• WHAT THE EXERCISE ASKS:
Filter this material down to the lines that hold "korpus", copying each one.

• INFORMATION GIVEN:
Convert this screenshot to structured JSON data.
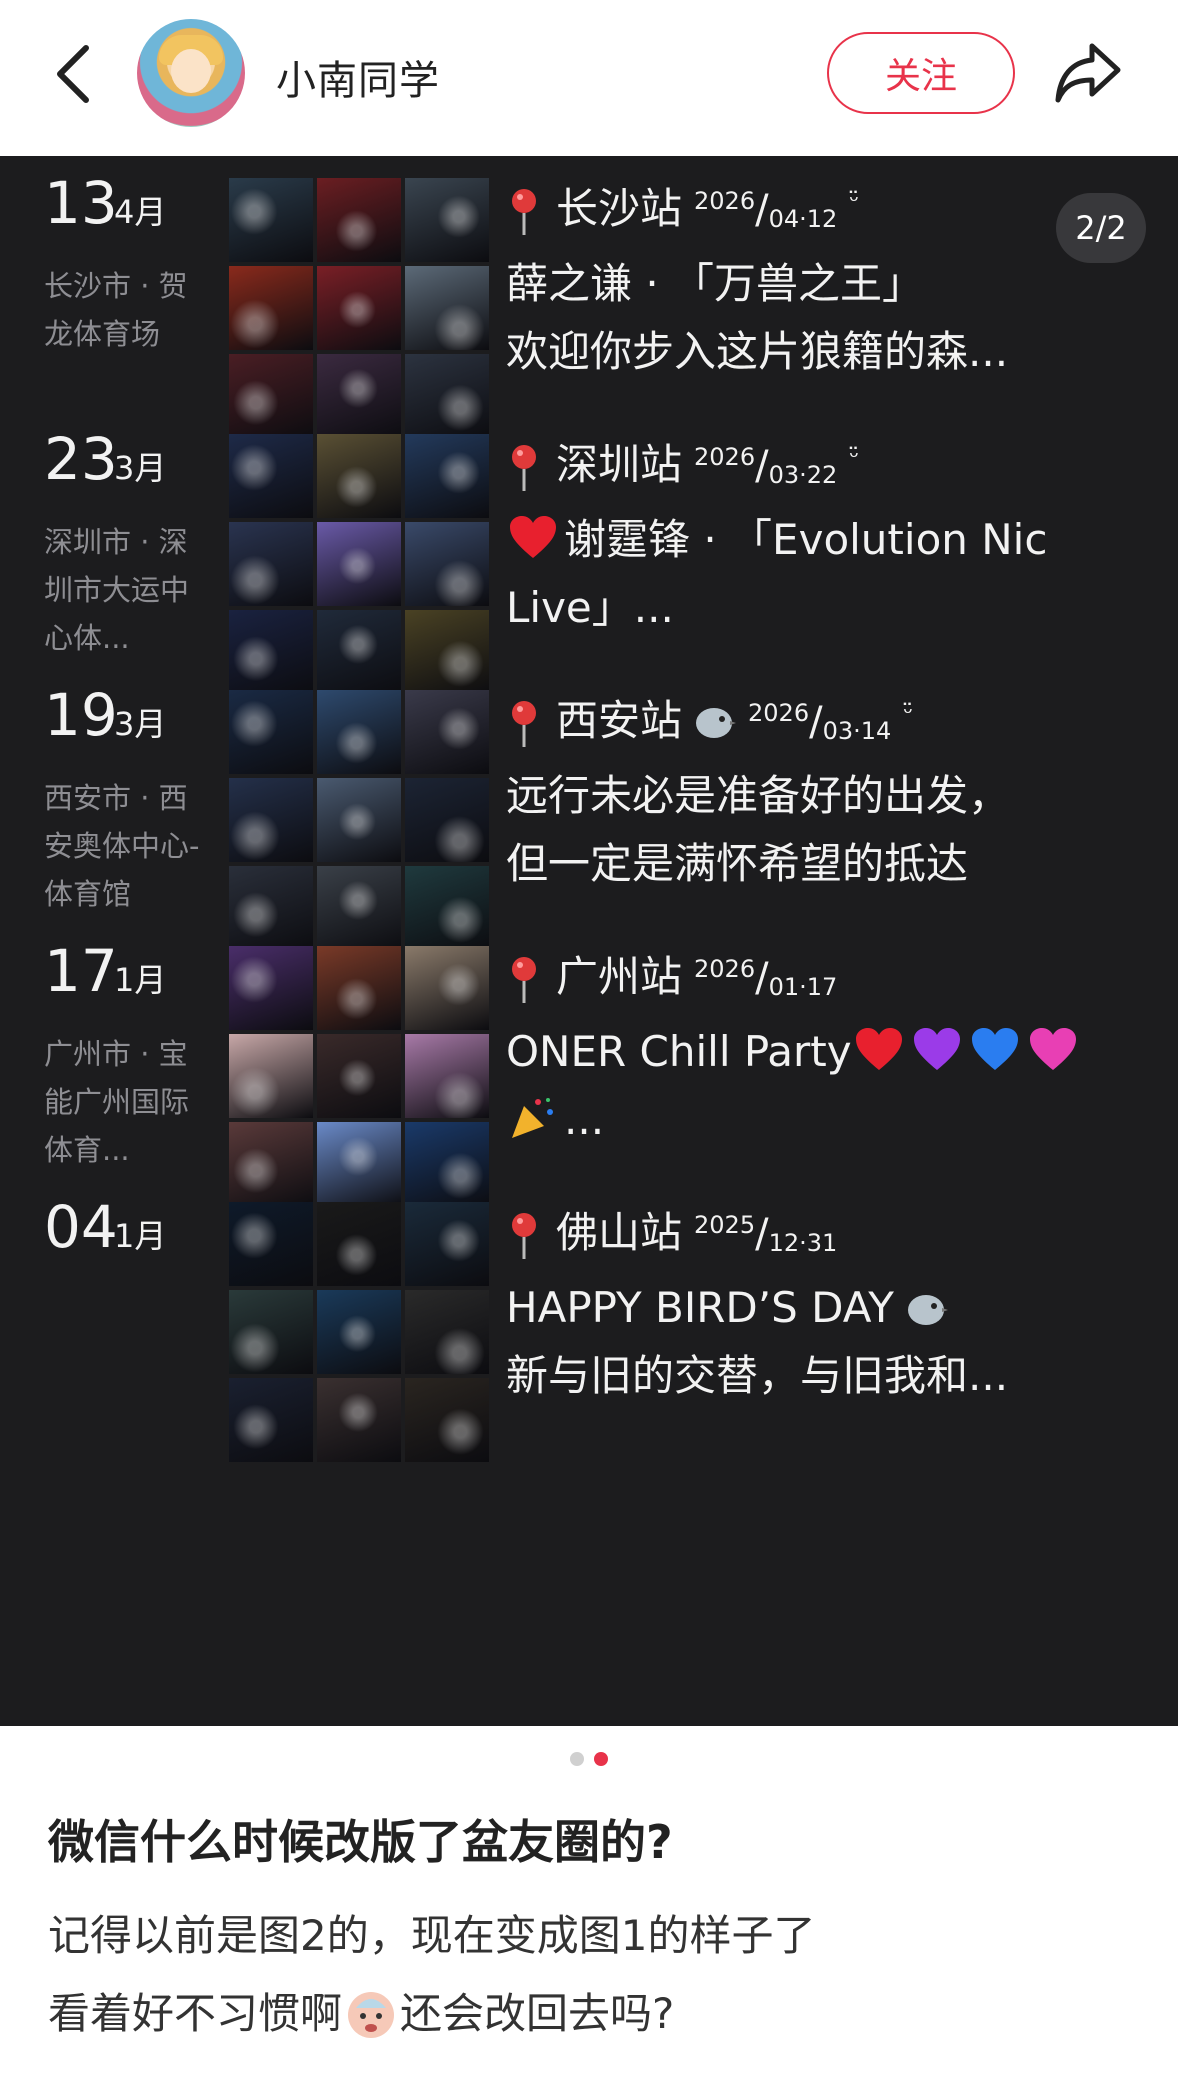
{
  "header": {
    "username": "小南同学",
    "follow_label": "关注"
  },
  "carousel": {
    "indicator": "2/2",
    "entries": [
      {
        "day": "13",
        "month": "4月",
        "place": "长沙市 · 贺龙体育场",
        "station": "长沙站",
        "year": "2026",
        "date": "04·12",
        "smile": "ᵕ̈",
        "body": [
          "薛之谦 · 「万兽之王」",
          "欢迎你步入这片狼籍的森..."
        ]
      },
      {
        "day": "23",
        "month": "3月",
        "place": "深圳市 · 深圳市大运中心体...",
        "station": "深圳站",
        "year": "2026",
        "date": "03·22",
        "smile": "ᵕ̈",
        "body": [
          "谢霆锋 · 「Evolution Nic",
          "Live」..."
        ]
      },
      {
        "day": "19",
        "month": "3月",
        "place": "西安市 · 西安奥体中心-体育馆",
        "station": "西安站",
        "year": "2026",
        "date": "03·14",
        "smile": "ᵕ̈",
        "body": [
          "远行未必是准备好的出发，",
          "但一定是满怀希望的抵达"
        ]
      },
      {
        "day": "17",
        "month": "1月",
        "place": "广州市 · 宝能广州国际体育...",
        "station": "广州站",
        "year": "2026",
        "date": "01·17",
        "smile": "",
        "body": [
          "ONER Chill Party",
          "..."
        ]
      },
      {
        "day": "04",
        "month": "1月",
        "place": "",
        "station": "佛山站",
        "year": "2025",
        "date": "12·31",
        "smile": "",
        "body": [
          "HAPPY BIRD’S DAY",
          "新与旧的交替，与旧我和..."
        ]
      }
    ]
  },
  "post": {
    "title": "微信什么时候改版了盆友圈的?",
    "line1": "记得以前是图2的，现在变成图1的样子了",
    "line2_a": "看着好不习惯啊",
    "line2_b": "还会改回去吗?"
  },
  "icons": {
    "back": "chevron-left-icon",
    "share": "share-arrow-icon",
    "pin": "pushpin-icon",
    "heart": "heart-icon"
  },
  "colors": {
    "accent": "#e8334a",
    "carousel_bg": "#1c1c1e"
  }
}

...

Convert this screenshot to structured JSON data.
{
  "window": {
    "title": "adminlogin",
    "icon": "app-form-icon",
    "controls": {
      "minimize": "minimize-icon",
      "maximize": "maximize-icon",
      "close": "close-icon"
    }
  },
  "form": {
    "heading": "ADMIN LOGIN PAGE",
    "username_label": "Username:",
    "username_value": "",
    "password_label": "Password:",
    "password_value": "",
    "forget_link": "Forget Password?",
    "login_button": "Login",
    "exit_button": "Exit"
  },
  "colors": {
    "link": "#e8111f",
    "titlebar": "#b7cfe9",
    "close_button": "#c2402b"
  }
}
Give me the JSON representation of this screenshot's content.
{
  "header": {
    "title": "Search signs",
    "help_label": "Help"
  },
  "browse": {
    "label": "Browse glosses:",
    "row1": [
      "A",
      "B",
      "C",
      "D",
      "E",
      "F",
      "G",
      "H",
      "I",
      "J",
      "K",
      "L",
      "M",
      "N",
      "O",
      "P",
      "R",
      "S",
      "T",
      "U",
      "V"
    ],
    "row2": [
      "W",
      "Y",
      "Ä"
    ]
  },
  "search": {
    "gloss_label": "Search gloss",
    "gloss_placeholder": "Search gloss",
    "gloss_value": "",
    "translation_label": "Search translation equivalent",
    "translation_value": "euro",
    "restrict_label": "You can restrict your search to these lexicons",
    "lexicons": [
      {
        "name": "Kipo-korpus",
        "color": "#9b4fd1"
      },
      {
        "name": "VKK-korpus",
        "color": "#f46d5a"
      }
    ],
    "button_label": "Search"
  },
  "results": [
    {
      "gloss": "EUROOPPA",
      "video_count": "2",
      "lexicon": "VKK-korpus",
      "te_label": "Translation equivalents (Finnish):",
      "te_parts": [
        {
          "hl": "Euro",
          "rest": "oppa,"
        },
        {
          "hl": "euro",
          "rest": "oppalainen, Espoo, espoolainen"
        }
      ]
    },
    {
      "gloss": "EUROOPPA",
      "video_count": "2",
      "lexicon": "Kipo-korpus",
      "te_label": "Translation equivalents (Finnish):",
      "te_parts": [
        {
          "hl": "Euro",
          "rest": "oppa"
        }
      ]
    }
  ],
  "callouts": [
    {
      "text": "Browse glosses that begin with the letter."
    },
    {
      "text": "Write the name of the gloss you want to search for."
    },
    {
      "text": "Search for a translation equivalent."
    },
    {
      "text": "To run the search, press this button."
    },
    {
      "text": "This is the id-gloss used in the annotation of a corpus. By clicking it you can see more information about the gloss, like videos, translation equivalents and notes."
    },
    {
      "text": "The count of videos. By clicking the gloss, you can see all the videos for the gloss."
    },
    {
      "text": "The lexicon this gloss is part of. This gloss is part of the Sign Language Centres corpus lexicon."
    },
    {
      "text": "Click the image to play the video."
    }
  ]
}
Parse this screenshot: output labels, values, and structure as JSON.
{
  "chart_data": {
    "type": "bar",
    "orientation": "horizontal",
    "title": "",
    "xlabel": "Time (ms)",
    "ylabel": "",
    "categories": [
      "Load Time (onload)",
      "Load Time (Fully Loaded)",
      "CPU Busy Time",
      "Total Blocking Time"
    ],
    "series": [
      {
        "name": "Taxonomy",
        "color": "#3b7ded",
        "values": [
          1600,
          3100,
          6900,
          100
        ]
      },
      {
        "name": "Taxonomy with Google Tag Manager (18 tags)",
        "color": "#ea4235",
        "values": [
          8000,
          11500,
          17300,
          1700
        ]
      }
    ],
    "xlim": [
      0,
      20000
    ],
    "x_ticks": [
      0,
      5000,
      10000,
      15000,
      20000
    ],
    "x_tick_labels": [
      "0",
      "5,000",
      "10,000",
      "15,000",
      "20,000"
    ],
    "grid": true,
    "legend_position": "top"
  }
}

• WORKED SOLUTION:
        "name": "Kipo-korpus",
        "name": "VKK-korpus",
      "lexicon": "VKK-korpus",
      "lexicon": "Kipo-korpus",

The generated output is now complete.